> Dataset extract:
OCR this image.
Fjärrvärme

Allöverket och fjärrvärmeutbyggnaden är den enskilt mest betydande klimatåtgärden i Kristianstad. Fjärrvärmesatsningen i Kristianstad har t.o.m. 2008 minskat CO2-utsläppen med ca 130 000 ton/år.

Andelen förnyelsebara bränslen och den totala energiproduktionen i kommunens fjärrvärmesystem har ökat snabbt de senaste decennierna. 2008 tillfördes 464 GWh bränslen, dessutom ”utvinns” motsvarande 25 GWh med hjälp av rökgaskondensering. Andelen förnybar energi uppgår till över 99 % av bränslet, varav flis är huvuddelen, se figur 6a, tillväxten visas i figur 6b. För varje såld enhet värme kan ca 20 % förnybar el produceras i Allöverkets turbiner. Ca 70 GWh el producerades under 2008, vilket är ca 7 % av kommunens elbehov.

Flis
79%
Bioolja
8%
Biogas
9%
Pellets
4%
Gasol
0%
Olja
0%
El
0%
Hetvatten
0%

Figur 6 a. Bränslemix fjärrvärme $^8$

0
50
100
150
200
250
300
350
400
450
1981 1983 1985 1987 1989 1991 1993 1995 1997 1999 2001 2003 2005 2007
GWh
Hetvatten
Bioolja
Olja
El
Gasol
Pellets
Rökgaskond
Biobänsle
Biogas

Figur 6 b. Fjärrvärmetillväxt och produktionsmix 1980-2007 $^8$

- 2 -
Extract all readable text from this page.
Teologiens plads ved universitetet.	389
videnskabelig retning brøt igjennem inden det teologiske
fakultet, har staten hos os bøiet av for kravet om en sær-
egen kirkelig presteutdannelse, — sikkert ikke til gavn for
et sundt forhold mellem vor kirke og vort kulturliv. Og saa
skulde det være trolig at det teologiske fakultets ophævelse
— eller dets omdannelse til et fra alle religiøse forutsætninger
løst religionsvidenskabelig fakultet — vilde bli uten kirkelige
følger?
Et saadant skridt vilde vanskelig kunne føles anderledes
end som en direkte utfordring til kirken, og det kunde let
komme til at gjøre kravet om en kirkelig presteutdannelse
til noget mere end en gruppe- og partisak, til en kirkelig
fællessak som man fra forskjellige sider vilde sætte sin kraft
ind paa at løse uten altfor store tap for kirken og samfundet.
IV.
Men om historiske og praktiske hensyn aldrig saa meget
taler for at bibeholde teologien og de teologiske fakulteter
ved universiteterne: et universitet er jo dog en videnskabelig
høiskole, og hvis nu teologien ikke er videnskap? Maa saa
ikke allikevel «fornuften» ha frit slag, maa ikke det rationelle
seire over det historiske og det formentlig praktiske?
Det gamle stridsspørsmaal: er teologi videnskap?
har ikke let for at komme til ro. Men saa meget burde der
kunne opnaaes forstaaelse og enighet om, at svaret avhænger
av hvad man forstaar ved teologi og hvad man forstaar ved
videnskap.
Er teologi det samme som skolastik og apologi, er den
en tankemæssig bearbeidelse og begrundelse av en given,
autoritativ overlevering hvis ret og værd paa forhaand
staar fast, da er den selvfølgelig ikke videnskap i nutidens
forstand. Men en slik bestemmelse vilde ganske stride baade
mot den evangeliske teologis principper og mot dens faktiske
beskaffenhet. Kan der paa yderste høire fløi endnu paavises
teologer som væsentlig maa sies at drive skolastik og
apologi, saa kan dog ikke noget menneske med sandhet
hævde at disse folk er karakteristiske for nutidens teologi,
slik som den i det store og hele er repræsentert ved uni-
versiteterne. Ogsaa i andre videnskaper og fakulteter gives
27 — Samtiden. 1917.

> What this task involves:
Output the full listing exactly as it stands.

> Response to this task:
OCR this image.
Fjärrvärme

Allöverket och fjärrvärmeutbyggnaden är den enskilt mest betydande klimatåtgärden i Kristianstad. Fjärrvärmesatsningen i Kristianstad har t.o.m. 2008 minskat CO2-utsläppen med ca 130 000 ton/år.

Andelen förnyelsebara bränslen och den totala energiproduktionen i kommunens fjärrvärmesystem har ökat snabbt de senaste decennierna. 2008 tillfördes 464 GWh bränslen, dessutom ”utvinns” motsvarande 25 GWh med hjälp av rökgaskondensering. Andelen förnybar energi uppgår till över 99 % av bränslet, varav flis är huvuddelen, se figur 6a, tillväxten visas i figur 6b. För varje såld enhet värme kan ca 20 % förnybar el produceras i Allöverkets turbiner. Ca 70 GWh el producerades under 2008, vilket är ca 7 % av kommunens elbehov.

Flis
79%
Bioolja
8%
Biogas
9%
Pellets
4%
Gasol
0%
Olja
0%
El
0%
Hetvatten
0%

Figur 6 a. Bränslemix fjärrvärme $^8$

0
50
100
150
200
250
300
350
400
450
1981 1983 1985 1987 1989 1991 1993 1995 1997 1999 2001 2003 2005 2007
GWh
Hetvatten
Bioolja
Olja
El
Gasol
Pellets
Rökgaskond
Biobänsle
Biogas

Figur 6 b. Fjärrvärmetillväxt och produktionsmix 1980-2007 $^8$

- 2 -
Extract all readable text from this page.
Teologiens plads ved universitetet.	389
videnskabelig retning brøt igjennem inden det teologiske
fakultet, har staten hos os bøiet av for kravet om en sær-
egen kirkelig presteutdannelse, — sikkert ikke til gavn for
et sundt forhold mellem vor kirke og vort kulturliv. Og saa
skulde det være trolig at det teologiske fakultets ophævelse
— eller dets omdannelse til et fra alle religiøse forutsætninger
løst religionsvidenskabelig fakultet — vilde bli uten kirkelige
følger?
Et saadant skridt vilde vanskelig kunne føles anderledes
end som en direkte utfordring til kirken, og det kunde let
komme til at gjøre kravet om en kirkelig presteutdannelse
til noget mere end en gruppe- og partisak, til en kirkelig
fællessak som man fra forskjellige sider vilde sætte sin kraft
ind paa at løse uten altfor store tap for kirken og samfundet.
IV.
Men om historiske og praktiske hensyn aldrig saa meget
taler for at bibeholde teologien og de teologiske fakulteter
ved universiteterne: et universitet er jo dog en videnskabelig
høiskole, og hvis nu teologien ikke er videnskap? Maa saa
ikke allikevel «fornuften» ha frit slag, maa ikke det rationelle
seire over det historiske og det formentlig praktiske?
Det gamle stridsspørsmaal: er teologi videnskap?
har ikke let for at komme til ro. Men saa meget burde der
kunne opnaaes forstaaelse og enighet om, at svaret avhænger
av hvad man forstaar ved teologi og hvad man forstaar ved
videnskap.
Er teologi det samme som skolastik og apologi, er den
en tankemæssig bearbeidelse og begrundelse av en given,
autoritativ overlevering hvis ret og værd paa forhaand
staar fast, da er den selvfølgelig ikke videnskap i nutidens
forstand. Men en slik bestemmelse vilde ganske stride baade
mot den evangeliske teologis principper og mot dens faktiske
beskaffenhet. Kan der paa yderste høire fløi endnu paavises
teologer som væsentlig maa sies at drive skolastik og
apologi, saa kan dog ikke noget menneske med sandhet
hævde at disse folk er karakteristiske for nutidens teologi,
slik som den i det store og hele er repræsentert ved uni-
versiteterne. Ogsaa i andre videnskaper og fakulteter gives
27 — Samtiden. 1917.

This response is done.